TASK TO CARRY OUT: Print all entries precisely as they are written.

GIVEN DATA:
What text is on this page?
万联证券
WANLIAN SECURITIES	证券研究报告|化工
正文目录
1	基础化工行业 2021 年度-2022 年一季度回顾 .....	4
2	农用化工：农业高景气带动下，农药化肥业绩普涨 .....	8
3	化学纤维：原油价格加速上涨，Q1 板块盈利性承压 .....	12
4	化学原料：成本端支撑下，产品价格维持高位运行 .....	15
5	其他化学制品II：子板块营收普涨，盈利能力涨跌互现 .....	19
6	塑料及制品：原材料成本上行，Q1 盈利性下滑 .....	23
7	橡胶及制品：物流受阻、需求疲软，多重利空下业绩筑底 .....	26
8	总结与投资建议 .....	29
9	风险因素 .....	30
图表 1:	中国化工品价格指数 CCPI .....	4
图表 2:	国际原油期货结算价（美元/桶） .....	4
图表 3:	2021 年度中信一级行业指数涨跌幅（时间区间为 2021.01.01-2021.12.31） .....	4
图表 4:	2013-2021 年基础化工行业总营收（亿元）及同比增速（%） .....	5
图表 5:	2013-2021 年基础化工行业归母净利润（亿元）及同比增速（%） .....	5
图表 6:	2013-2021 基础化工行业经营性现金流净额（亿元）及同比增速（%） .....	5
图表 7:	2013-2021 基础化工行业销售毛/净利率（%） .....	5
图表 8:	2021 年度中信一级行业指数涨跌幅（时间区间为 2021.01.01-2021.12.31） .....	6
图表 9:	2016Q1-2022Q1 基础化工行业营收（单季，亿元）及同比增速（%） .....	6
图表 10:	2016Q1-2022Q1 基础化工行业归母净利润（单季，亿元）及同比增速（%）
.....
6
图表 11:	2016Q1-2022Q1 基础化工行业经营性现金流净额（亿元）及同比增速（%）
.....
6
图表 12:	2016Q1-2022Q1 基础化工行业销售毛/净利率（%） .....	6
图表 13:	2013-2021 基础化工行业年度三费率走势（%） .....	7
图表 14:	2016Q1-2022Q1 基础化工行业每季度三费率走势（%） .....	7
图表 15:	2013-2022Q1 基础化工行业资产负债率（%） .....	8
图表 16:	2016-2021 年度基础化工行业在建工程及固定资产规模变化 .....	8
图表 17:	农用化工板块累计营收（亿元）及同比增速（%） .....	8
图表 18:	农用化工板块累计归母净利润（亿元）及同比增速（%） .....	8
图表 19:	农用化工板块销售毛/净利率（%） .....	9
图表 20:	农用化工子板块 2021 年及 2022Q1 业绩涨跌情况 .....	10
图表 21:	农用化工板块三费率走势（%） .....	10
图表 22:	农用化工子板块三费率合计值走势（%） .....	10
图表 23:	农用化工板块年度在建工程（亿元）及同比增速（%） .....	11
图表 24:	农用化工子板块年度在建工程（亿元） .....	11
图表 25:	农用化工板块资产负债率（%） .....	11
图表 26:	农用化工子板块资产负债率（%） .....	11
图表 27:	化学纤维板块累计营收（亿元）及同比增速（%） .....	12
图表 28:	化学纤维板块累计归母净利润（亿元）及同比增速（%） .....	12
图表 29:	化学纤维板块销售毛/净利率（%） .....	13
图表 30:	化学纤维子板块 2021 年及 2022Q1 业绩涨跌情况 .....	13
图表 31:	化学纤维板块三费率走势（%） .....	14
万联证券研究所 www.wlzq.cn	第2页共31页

THE ANSWER:
What text is on this page?
万联证券
WANLIAN SECURITIES	证券研究报告|化工
正文目录
1	基础化工行业 2021 年度-2022 年一季度回顾 .....	4
2	农用化工：农业高景气带动下，农药化肥业绩普涨 .....	8
3	化学纤维：原油价格加速上涨，Q1 板块盈利性承压 .....	12
4	化学原料：成本端支撑下，产品价格维持高位运行 .....	15
5	其他化学制品II：子板块营收普涨，盈利能力涨跌互现 .....	19
6	塑料及制品：原材料成本上行，Q1 盈利性下滑 .....	23
7	橡胶及制品：物流受阻、需求疲软，多重利空下业绩筑底 .....	26
8	总结与投资建议 .....	29
9	风险因素 .....	30
图表 1:	中国化工品价格指数 CCPI .....	4
图表 2:	国际原油期货结算价（美元/桶） .....	4
图表 3:	2021 年度中信一级行业指数涨跌幅（时间区间为 2021.01.01-2021.12.31） .....	4
图表 4:	2013-2021 年基础化工行业总营收（亿元）及同比增速（%） .....	5
图表 5:	2013-2021 年基础化工行业归母净利润（亿元）及同比增速（%） .....	5
图表 6:	2013-2021 基础化工行业经营性现金流净额（亿元）及同比增速（%） .....	5
图表 7:	2013-2021 基础化工行业销售毛/净利率（%） .....	5
图表 8:	2021 年度中信一级行业指数涨跌幅（时间区间为 2021.01.01-2021.12.31） .....	6
图表 9:	2016Q1-2022Q1 基础化工行业营收（单季，亿元）及同比增速（%） .....	6
图表 10:	2016Q1-2022Q1 基础化工行业归母净利润（单季，亿元）及同比增速（%）
.....
6
图表 11:	2016Q1-2022Q1 基础化工行业经营性现金流净额（亿元）及同比增速（%）
.....
6
图表 12:	2016Q1-2022Q1 基础化工行业销售毛/净利率（%） .....	6
图表 13:	2013-2021 基础化工行业年度三费率走势（%） .....	7
图表 14:	2016Q1-2022Q1 基础化工行业每季度三费率走势（%） .....	7
图表 15:	2013-2022Q1 基础化工行业资产负债率（%） .....	8
图表 16:	2016-2021 年度基础化工行业在建工程及固定资产规模变化 .....	8
图表 17:	农用化工板块累计营收（亿元）及同比增速（%） .....	8
图表 18:	农用化工板块累计归母净利润（亿元）及同比增速（%） .....	8
图表 19:	农用化工板块销售毛/净利率（%） .....	9
图表 20:	农用化工子板块 2021 年及 2022Q1 业绩涨跌情况 .....	10
图表 21:	农用化工板块三费率走势（%） .....	10
图表 22:	农用化工子板块三费率合计值走势（%） .....	10
图表 23:	农用化工板块年度在建工程（亿元）及同比增速（%） .....	11
图表 24:	农用化工子板块年度在建工程（亿元） .....	11
图表 25:	农用化工板块资产负债率（%） .....	11
图表 26:	农用化工子板块资产负债率（%） .....	11
图表 27:	化学纤维板块累计营收（亿元）及同比增速（%） .....	12
图表 28:	化学纤维板块累计归母净利润（亿元）及同比增速（%） .....	12
图表 29:	化学纤维板块销售毛/净利率（%） .....	13
图表 30:	化学纤维子板块 2021 年及 2022Q1 业绩涨跌情况 .....	13
图表 31:	化学纤维板块三费率走势（%） .....	14
万联证券研究所 www.wlzq.cn	第2页共31页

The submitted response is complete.